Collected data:
________________

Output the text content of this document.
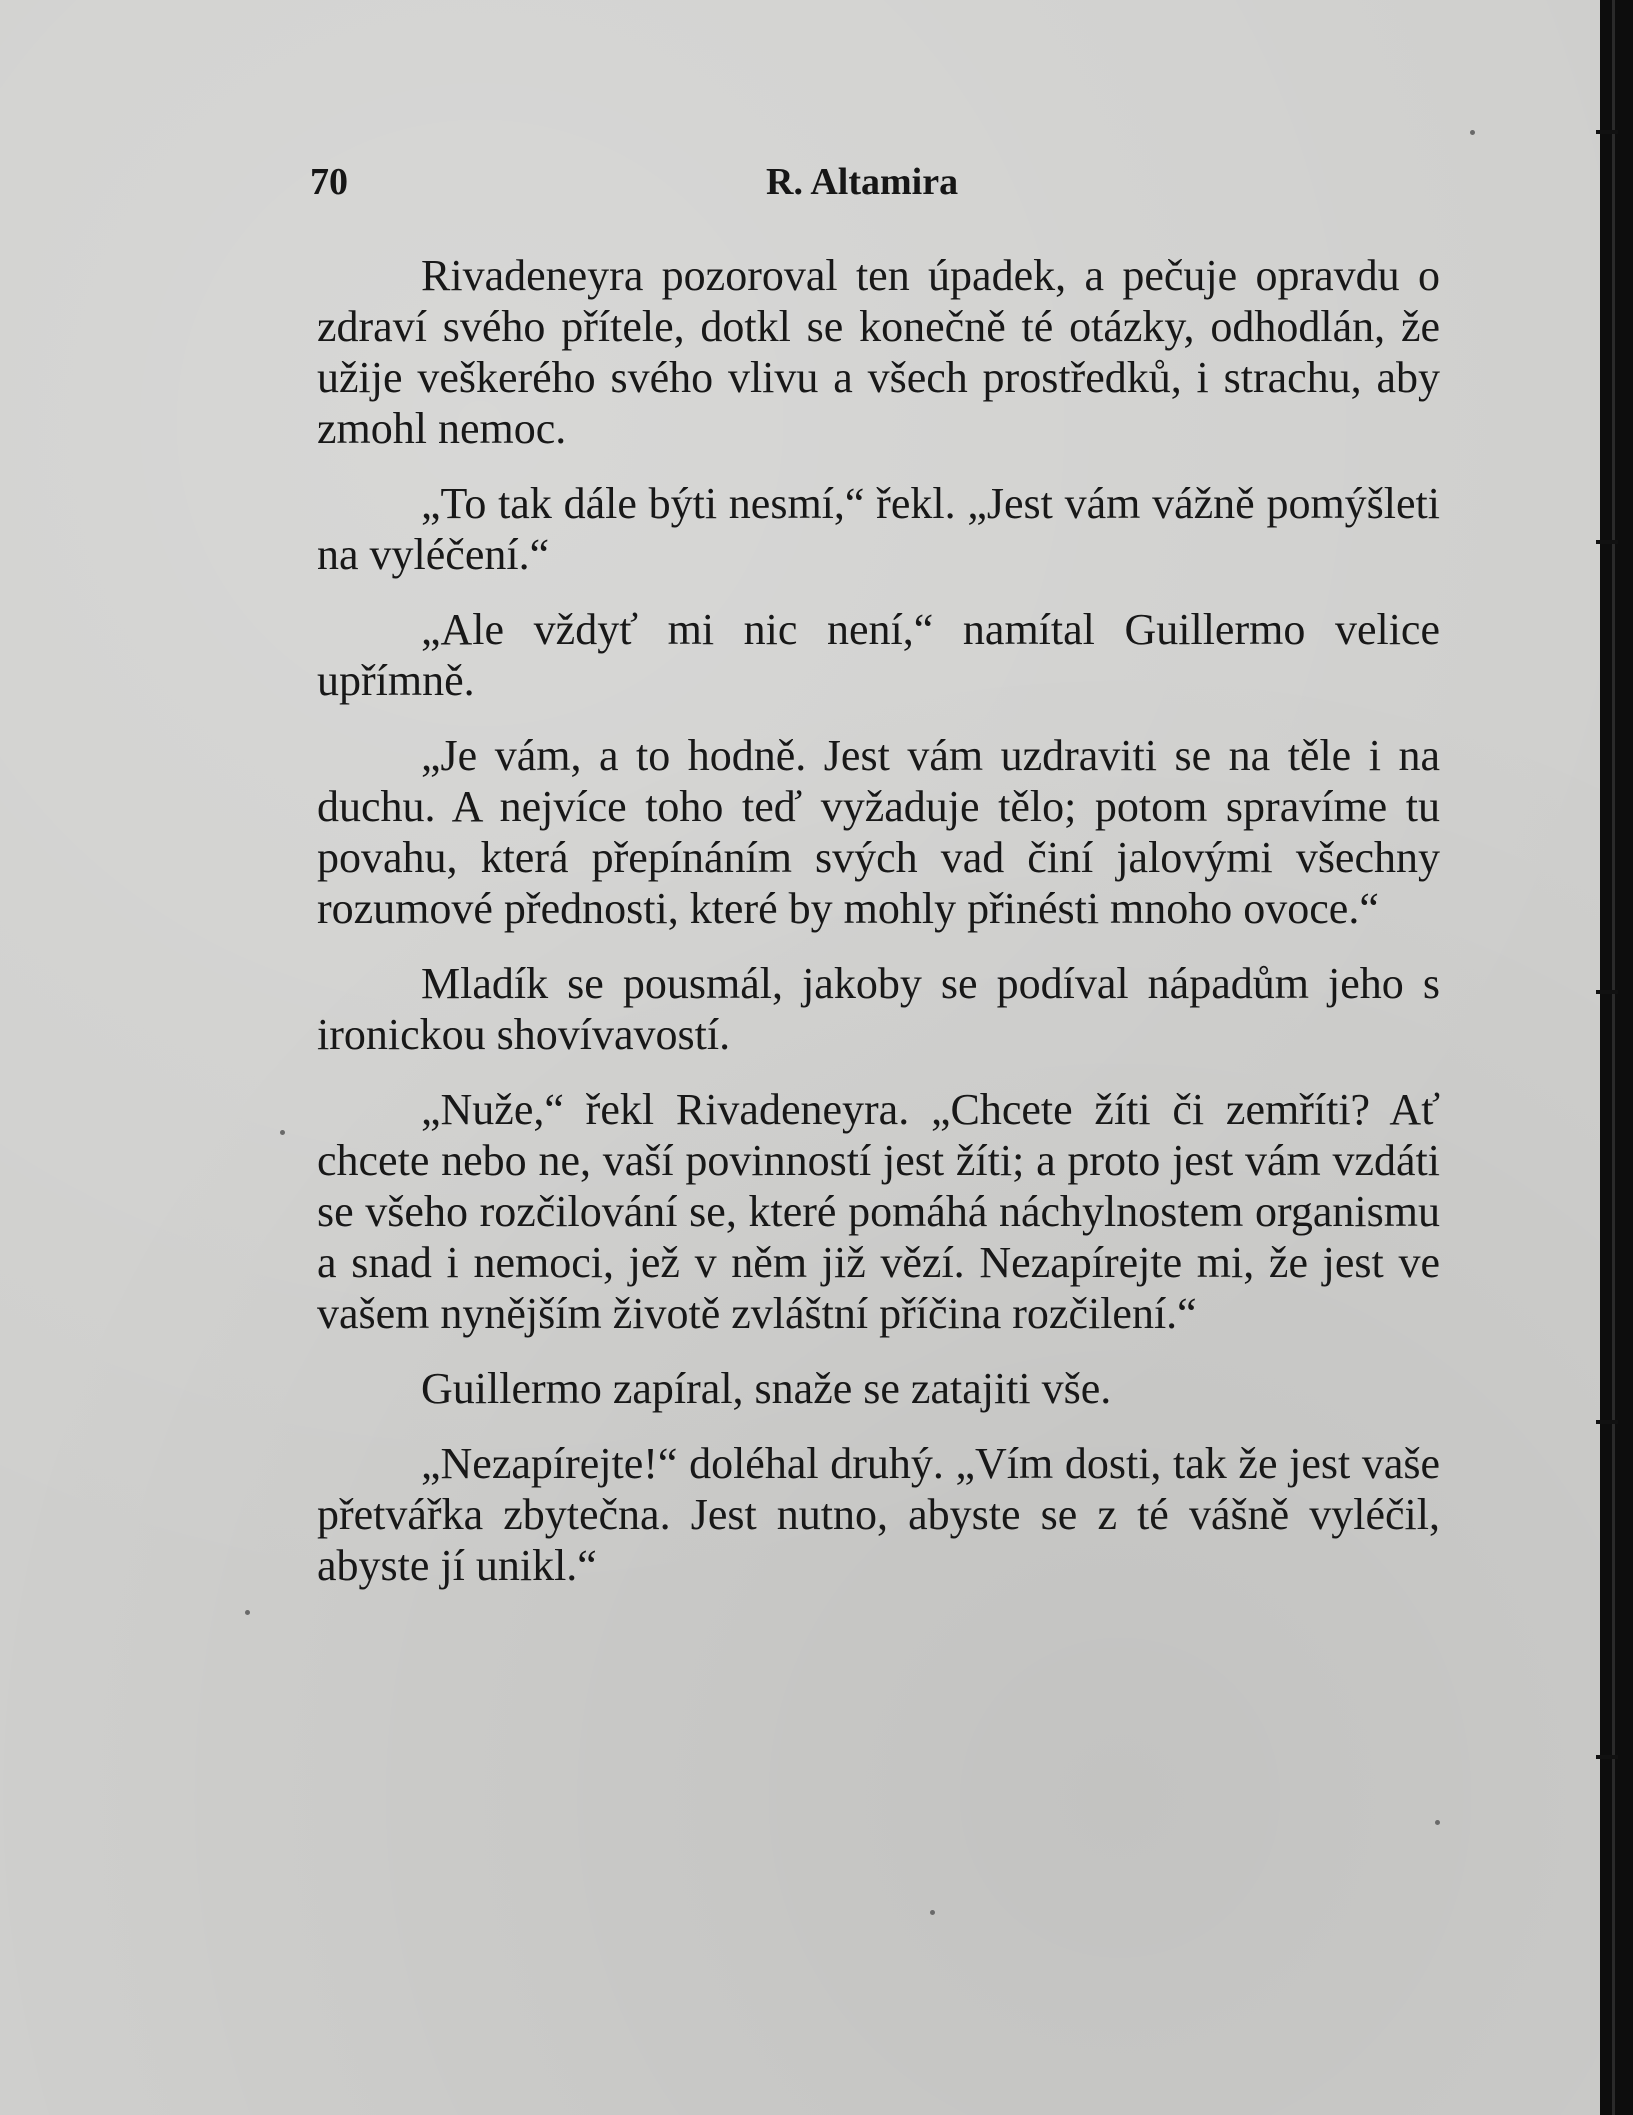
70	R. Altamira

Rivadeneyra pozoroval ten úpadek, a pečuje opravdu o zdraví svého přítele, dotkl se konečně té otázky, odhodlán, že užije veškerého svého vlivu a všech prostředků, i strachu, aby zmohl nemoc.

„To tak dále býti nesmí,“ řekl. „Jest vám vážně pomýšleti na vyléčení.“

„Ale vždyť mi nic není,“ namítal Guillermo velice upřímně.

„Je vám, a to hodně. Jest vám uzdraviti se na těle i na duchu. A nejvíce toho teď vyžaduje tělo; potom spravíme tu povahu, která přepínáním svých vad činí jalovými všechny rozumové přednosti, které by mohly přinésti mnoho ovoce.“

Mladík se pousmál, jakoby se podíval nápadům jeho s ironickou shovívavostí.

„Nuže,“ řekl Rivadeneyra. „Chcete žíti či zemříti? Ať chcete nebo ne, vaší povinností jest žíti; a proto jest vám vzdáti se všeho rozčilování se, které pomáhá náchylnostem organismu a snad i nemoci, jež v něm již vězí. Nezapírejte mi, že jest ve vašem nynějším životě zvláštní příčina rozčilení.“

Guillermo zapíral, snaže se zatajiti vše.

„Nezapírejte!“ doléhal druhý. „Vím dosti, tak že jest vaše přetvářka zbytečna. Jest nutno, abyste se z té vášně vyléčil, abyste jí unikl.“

________________

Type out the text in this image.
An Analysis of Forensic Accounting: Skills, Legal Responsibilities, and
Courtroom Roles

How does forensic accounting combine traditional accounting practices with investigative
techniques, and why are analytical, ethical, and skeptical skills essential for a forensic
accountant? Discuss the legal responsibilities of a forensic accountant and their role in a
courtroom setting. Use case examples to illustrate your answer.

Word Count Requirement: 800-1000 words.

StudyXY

________________

STATED TASK: Each line that has the word "Guillermo" should be copied.

SOLUTION BELOW:
„Ale vždyť mi nic není,“ namítal Guillermo velice upřímně.
Guillermo zapíral, snaže se zatajiti vše.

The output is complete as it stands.